Identify the lines holding "изменений" and copy them.

### Input rows ###

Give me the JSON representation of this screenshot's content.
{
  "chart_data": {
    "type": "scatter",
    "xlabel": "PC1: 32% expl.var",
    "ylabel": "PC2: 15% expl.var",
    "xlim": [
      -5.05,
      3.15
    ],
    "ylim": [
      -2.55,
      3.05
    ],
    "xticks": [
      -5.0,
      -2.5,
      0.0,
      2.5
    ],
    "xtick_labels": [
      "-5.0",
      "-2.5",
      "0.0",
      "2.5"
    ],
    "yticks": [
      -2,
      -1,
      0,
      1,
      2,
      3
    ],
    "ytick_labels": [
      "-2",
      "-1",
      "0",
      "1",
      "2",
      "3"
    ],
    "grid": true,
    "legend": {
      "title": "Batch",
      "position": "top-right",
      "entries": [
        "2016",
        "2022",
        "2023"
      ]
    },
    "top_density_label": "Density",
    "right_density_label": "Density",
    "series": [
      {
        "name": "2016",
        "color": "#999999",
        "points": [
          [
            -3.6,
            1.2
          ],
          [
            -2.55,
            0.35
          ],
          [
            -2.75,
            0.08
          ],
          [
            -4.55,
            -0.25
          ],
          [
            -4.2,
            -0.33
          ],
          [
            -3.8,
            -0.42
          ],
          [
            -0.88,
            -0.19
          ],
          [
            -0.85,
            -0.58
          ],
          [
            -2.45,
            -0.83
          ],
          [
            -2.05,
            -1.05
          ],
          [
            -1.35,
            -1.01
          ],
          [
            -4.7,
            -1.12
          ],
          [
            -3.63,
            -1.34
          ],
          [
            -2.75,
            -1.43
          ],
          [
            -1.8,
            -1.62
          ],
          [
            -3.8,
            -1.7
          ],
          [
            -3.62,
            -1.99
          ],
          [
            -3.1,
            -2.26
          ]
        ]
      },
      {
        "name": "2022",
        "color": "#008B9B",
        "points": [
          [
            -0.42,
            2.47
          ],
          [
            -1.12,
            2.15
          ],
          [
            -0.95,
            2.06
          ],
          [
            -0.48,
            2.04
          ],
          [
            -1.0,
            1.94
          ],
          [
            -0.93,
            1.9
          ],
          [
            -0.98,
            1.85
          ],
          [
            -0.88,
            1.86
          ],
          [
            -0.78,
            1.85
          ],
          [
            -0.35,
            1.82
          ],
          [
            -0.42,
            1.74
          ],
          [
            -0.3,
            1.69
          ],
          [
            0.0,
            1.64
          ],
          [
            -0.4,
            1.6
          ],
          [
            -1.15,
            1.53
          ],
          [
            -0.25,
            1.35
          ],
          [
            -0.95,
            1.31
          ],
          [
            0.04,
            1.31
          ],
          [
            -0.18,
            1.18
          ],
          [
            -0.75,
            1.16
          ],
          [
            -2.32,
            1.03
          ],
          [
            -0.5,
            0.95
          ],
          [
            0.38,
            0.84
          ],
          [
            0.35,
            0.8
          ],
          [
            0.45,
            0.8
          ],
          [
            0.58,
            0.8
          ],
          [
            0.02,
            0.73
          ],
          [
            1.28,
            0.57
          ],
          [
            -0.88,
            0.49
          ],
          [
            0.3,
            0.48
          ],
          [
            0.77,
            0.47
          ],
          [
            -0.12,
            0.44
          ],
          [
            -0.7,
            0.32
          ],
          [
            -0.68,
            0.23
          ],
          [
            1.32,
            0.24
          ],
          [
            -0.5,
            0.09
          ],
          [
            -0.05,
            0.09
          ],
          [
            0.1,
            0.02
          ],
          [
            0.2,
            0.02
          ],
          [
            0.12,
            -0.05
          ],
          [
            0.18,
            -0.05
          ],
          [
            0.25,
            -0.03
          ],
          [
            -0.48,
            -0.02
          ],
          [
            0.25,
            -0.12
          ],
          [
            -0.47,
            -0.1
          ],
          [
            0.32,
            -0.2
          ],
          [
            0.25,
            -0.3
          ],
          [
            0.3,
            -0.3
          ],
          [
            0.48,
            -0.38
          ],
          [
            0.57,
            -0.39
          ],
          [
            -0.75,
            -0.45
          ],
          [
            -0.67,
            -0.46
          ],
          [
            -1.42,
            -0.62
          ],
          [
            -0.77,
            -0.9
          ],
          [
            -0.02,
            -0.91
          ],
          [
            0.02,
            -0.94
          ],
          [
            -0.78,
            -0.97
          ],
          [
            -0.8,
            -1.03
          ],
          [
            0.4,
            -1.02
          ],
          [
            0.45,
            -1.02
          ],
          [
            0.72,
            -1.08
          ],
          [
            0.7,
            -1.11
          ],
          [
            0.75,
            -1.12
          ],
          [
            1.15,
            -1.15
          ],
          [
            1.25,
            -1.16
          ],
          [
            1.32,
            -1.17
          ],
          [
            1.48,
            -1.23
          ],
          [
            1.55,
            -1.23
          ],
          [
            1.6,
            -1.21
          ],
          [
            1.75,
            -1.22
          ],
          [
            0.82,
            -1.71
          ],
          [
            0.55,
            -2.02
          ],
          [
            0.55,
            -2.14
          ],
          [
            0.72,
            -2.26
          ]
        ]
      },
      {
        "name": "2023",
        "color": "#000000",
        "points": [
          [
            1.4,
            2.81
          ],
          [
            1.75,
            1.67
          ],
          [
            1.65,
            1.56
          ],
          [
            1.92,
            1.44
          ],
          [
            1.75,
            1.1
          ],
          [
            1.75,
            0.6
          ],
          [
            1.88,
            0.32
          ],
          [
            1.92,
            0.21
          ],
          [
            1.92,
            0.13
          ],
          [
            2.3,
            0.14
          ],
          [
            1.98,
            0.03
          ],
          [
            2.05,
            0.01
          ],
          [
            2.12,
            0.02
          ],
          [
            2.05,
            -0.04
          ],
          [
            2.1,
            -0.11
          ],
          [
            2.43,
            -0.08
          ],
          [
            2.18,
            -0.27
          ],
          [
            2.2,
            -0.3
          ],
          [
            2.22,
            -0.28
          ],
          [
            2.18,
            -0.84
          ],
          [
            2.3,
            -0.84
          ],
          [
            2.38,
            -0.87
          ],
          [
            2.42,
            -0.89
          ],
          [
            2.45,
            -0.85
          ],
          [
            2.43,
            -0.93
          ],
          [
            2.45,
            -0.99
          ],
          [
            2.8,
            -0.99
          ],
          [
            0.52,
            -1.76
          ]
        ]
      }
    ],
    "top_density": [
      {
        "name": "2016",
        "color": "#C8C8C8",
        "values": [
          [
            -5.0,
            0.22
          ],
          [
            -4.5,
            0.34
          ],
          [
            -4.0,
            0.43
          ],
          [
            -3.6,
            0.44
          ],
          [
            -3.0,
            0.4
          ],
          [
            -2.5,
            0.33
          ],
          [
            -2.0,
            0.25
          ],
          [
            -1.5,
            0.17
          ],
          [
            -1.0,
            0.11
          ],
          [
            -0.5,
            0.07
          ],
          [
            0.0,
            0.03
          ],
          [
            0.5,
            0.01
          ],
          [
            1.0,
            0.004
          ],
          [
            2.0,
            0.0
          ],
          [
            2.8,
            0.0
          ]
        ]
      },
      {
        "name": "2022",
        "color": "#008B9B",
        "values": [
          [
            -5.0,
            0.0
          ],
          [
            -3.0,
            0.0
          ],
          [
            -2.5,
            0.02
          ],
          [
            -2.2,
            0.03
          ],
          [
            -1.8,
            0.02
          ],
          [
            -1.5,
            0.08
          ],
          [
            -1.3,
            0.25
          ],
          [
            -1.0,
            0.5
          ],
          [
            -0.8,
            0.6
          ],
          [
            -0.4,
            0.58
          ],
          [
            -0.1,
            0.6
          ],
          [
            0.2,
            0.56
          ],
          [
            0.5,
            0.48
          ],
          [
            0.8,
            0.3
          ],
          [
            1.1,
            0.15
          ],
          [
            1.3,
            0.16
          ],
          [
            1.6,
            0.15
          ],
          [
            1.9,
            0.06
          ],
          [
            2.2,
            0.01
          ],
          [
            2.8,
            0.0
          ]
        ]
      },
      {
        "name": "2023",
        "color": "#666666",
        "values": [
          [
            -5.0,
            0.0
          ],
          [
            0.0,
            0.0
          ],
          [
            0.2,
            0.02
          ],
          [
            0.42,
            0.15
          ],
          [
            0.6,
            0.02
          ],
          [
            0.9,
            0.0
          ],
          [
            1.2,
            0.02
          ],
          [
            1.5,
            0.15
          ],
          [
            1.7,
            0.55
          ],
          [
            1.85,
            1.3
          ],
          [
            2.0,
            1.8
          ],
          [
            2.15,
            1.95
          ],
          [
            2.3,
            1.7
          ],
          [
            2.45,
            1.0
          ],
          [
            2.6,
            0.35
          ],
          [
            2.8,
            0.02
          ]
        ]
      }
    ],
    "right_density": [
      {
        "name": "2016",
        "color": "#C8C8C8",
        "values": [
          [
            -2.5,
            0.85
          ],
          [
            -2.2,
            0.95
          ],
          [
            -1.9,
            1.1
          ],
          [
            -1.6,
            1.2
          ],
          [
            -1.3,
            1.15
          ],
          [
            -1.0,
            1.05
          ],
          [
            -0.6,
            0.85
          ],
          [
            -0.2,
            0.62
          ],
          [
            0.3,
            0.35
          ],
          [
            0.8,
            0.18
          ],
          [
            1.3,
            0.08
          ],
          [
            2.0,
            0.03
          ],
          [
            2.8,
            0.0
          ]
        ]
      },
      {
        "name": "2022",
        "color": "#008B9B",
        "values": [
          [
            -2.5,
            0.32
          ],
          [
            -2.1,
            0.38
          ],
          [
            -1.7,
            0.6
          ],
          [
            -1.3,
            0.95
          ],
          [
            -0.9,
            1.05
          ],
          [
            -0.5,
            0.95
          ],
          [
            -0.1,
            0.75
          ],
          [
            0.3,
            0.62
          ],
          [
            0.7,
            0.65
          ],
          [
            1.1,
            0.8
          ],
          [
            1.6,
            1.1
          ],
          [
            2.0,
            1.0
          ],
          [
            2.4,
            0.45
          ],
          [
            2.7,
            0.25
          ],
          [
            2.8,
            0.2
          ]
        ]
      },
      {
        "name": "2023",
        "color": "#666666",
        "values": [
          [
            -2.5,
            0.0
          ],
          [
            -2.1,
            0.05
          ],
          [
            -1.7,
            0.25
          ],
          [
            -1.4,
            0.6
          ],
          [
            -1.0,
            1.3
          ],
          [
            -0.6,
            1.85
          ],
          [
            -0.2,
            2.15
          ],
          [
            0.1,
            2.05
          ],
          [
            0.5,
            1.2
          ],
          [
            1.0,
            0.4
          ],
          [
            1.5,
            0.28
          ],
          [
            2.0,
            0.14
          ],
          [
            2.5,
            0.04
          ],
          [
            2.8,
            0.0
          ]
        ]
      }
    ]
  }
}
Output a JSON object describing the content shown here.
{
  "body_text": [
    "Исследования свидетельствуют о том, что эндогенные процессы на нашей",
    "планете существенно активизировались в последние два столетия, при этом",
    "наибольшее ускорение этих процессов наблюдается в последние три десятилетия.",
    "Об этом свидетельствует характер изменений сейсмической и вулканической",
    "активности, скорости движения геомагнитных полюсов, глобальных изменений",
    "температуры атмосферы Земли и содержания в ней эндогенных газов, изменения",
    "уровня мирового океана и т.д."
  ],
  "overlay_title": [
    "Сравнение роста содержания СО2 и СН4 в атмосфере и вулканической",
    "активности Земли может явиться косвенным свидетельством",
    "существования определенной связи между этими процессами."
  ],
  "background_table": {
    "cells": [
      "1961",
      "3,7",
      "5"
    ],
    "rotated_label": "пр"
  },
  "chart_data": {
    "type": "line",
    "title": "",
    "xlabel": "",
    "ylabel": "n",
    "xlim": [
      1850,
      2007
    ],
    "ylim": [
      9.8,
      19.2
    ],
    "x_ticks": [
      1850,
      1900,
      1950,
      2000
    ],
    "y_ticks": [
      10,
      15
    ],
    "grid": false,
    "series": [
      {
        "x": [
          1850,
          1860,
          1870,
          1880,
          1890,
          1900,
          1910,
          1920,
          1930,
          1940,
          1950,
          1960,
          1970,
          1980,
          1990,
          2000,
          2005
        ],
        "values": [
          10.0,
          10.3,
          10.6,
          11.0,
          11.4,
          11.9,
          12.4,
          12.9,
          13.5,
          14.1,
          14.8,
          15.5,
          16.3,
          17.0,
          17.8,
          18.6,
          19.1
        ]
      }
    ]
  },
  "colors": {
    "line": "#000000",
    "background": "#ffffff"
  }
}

###

Solution below:
    "Об этом свидетельствует характер изменений сейсмической и вулканической",
    "активности, скорости движения геомагнитных полюсов, глобальных изменений",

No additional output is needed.